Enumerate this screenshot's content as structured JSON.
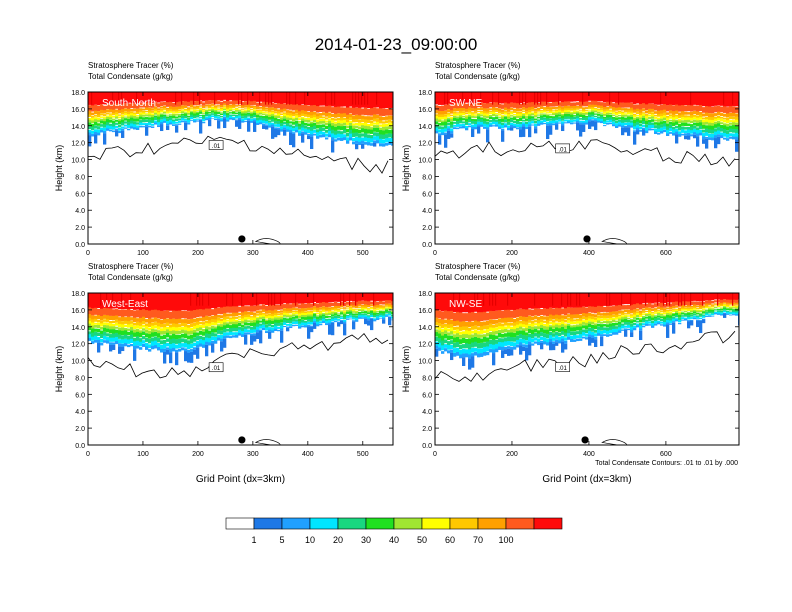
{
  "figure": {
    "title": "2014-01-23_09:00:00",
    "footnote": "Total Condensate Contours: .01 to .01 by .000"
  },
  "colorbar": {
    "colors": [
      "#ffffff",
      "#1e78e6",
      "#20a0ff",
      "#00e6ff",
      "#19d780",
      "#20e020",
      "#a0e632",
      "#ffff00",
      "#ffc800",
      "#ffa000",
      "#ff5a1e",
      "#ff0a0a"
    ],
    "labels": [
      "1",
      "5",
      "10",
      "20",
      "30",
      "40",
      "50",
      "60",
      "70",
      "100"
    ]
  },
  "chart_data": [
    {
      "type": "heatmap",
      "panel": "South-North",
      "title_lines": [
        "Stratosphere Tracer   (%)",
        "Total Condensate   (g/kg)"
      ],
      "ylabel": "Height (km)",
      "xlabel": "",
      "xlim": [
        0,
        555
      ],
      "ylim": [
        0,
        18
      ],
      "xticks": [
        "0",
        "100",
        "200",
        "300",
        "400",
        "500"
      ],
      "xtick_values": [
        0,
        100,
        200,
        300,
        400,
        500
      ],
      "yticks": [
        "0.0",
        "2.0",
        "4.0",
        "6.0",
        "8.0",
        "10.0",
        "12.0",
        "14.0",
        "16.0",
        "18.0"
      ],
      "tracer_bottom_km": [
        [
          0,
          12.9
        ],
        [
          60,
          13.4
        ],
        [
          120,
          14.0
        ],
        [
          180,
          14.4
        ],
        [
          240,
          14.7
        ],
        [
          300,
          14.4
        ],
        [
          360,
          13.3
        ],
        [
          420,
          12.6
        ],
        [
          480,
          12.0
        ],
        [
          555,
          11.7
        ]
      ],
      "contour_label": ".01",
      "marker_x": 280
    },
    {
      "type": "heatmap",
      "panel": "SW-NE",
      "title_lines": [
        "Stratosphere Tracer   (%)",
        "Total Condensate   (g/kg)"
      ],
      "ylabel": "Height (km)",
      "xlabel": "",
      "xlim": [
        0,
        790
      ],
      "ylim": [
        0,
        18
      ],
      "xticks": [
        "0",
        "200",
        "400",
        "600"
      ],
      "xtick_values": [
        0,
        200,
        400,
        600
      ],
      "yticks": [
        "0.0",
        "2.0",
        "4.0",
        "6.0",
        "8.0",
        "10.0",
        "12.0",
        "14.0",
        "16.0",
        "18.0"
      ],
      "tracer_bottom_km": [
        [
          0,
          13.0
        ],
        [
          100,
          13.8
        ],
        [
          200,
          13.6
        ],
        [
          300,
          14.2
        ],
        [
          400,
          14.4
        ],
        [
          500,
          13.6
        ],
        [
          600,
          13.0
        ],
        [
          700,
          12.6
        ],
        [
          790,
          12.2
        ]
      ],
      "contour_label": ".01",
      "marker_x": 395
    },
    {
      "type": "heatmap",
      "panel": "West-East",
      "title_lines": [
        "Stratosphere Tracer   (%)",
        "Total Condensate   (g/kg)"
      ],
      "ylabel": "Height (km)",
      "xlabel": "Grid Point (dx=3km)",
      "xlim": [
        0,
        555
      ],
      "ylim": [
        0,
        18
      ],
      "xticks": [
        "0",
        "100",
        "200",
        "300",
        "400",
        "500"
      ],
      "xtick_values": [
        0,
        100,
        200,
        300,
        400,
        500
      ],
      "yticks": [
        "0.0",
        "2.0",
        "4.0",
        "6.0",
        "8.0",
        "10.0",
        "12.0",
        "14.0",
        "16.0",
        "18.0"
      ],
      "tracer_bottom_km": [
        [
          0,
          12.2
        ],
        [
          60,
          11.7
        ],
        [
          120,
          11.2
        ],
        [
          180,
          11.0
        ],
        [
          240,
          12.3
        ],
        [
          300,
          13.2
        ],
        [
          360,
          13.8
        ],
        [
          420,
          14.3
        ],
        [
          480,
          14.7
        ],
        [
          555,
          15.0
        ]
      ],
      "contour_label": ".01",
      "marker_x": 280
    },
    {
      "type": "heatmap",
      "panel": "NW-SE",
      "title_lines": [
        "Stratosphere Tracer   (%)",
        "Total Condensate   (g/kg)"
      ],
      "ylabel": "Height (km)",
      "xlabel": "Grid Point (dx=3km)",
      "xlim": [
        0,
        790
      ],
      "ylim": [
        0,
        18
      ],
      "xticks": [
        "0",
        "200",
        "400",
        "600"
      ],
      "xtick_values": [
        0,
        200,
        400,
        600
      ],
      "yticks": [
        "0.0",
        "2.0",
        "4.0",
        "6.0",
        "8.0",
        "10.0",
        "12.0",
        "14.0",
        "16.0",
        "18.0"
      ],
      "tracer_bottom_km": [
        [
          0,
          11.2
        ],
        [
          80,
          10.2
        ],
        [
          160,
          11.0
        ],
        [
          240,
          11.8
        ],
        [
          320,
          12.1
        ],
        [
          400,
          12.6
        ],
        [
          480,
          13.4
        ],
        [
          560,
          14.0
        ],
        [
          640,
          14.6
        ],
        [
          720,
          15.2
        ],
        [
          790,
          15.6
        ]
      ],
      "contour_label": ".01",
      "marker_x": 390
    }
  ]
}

TASK DIRECTIONS: Restate the whole listing above exactly, except for its images.

SOLUTION BELOW:
Enumerate this screenshot's content as structured JSON.
{
  "figure": {
    "title": "2014-01-23_09:00:00",
    "footnote": "Total Condensate Contours: .01 to .01 by .000"
  },
  "colorbar": {
    "colors": [
      "#ffffff",
      "#1e78e6",
      "#20a0ff",
      "#00e6ff",
      "#19d780",
      "#20e020",
      "#a0e632",
      "#ffff00",
      "#ffc800",
      "#ffa000",
      "#ff5a1e",
      "#ff0a0a"
    ],
    "labels": [
      "1",
      "5",
      "10",
      "20",
      "30",
      "40",
      "50",
      "60",
      "70",
      "100"
    ]
  },
  "chart_data": [
    {
      "type": "heatmap",
      "panel": "South-North",
      "title_lines": [
        "Stratosphere Tracer   (%)",
        "Total Condensate   (g/kg)"
      ],
      "ylabel": "Height (km)",
      "xlabel": "",
      "xlim": [
        0,
        555
      ],
      "ylim": [
        0,
        18
      ],
      "xticks": [
        "0",
        "100",
        "200",
        "300",
        "400",
        "500"
      ],
      "xtick_values": [
        0,
        100,
        200,
        300,
        400,
        500
      ],
      "yticks": [
        "0.0",
        "2.0",
        "4.0",
        "6.0",
        "8.0",
        "10.0",
        "12.0",
        "14.0",
        "16.0",
        "18.0"
      ],
      "tracer_bottom_km": [
        [
          0,
          12.9
        ],
        [
          60,
          13.4
        ],
        [
          120,
          14.0
        ],
        [
          180,
          14.4
        ],
        [
          240,
          14.7
        ],
        [
          300,
          14.4
        ],
        [
          360,
          13.3
        ],
        [
          420,
          12.6
        ],
        [
          480,
          12.0
        ],
        [
          555,
          11.7
        ]
      ],
      "contour_label": ".01",
      "marker_x": 280
    },
    {
      "type": "heatmap",
      "panel": "SW-NE",
      "title_lines": [
        "Stratosphere Tracer   (%)",
        "Total Condensate   (g/kg)"
      ],
      "ylabel": "Height (km)",
      "xlabel": "",
      "xlim": [
        0,
        790
      ],
      "ylim": [
        0,
        18
      ],
      "xticks": [
        "0",
        "200",
        "400",
        "600"
      ],
      "xtick_values": [
        0,
        200,
        400,
        600
      ],
      "yticks": [
        "0.0",
        "2.0",
        "4.0",
        "6.0",
        "8.0",
        "10.0",
        "12.0",
        "14.0",
        "16.0",
        "18.0"
      ],
      "tracer_bottom_km": [
        [
          0,
          13.0
        ],
        [
          100,
          13.8
        ],
        [
          200,
          13.6
        ],
        [
          300,
          14.2
        ],
        [
          400,
          14.4
        ],
        [
          500,
          13.6
        ],
        [
          600,
          13.0
        ],
        [
          700,
          12.6
        ],
        [
          790,
          12.2
        ]
      ],
      "contour_label": ".01",
      "marker_x": 395
    },
    {
      "type": "heatmap",
      "panel": "West-East",
      "title_lines": [
        "Stratosphere Tracer   (%)",
        "Total Condensate   (g/kg)"
      ],
      "ylabel": "Height (km)",
      "xlabel": "Grid Point (dx=3km)",
      "xlim": [
        0,
        555
      ],
      "ylim": [
        0,
        18
      ],
      "xticks": [
        "0",
        "100",
        "200",
        "300",
        "400",
        "500"
      ],
      "xtick_values": [
        0,
        100,
        200,
        300,
        400,
        500
      ],
      "yticks": [
        "0.0",
        "2.0",
        "4.0",
        "6.0",
        "8.0",
        "10.0",
        "12.0",
        "14.0",
        "16.0",
        "18.0"
      ],
      "tracer_bottom_km": [
        [
          0,
          12.2
        ],
        [
          60,
          11.7
        ],
        [
          120,
          11.2
        ],
        [
          180,
          11.0
        ],
        [
          240,
          12.3
        ],
        [
          300,
          13.2
        ],
        [
          360,
          13.8
        ],
        [
          420,
          14.3
        ],
        [
          480,
          14.7
        ],
        [
          555,
          15.0
        ]
      ],
      "contour_label": ".01",
      "marker_x": 280
    },
    {
      "type": "heatmap",
      "panel": "NW-SE",
      "title_lines": [
        "Stratosphere Tracer   (%)",
        "Total Condensate   (g/kg)"
      ],
      "ylabel": "Height (km)",
      "xlabel": "Grid Point (dx=3km)",
      "xlim": [
        0,
        790
      ],
      "ylim": [
        0,
        18
      ],
      "xticks": [
        "0",
        "200",
        "400",
        "600"
      ],
      "xtick_values": [
        0,
        200,
        400,
        600
      ],
      "yticks": [
        "0.0",
        "2.0",
        "4.0",
        "6.0",
        "8.0",
        "10.0",
        "12.0",
        "14.0",
        "16.0",
        "18.0"
      ],
      "tracer_bottom_km": [
        [
          0,
          11.2
        ],
        [
          80,
          10.2
        ],
        [
          160,
          11.0
        ],
        [
          240,
          11.8
        ],
        [
          320,
          12.1
        ],
        [
          400,
          12.6
        ],
        [
          480,
          13.4
        ],
        [
          560,
          14.0
        ],
        [
          640,
          14.6
        ],
        [
          720,
          15.2
        ],
        [
          790,
          15.6
        ]
      ],
      "contour_label": ".01",
      "marker_x": 390
    }
  ]
}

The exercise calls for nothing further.